Reproduce the records below in full and word for word, excluding pictures.

[Begin Source records]

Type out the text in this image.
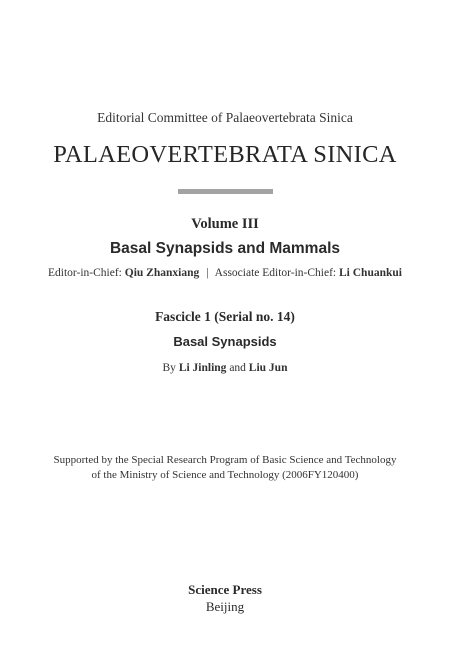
Editorial Committee of Palaeovertebrata Sinica
PALAEOVERTEBRATA SINICA
Volume III
Basal Synapsids and Mammals
Editor-in-Chief: Qiu Zhanxiang | Associate Editor-in-Chief: Li Chuankui
Fascicle 1 (Serial no. 14)
Basal Synapsids
By Li Jinling and Liu Jun
Supported by the Special Research Program of Basic Science and Technology
of the Ministry of Science and Technology (2006FY120400)
Science Press
Beijing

[End Source records]

* Exercise response *
Type out the text in this image.
Editorial Committee of Palaeovertebrata Sinica
PALAEOVERTEBRATA SINICA
Volume III
Basal Synapsids and Mammals
Editor-in-Chief: Qiu Zhanxiang | Associate Editor-in-Chief: Li Chuankui
Fascicle 1 (Serial no. 14)
Basal Synapsids
By Li Jinling and Liu Jun
Supported by the Special Research Program of Basic Science and Technology
of the Ministry of Science and Technology (2006FY120400)
Science Press
Beijing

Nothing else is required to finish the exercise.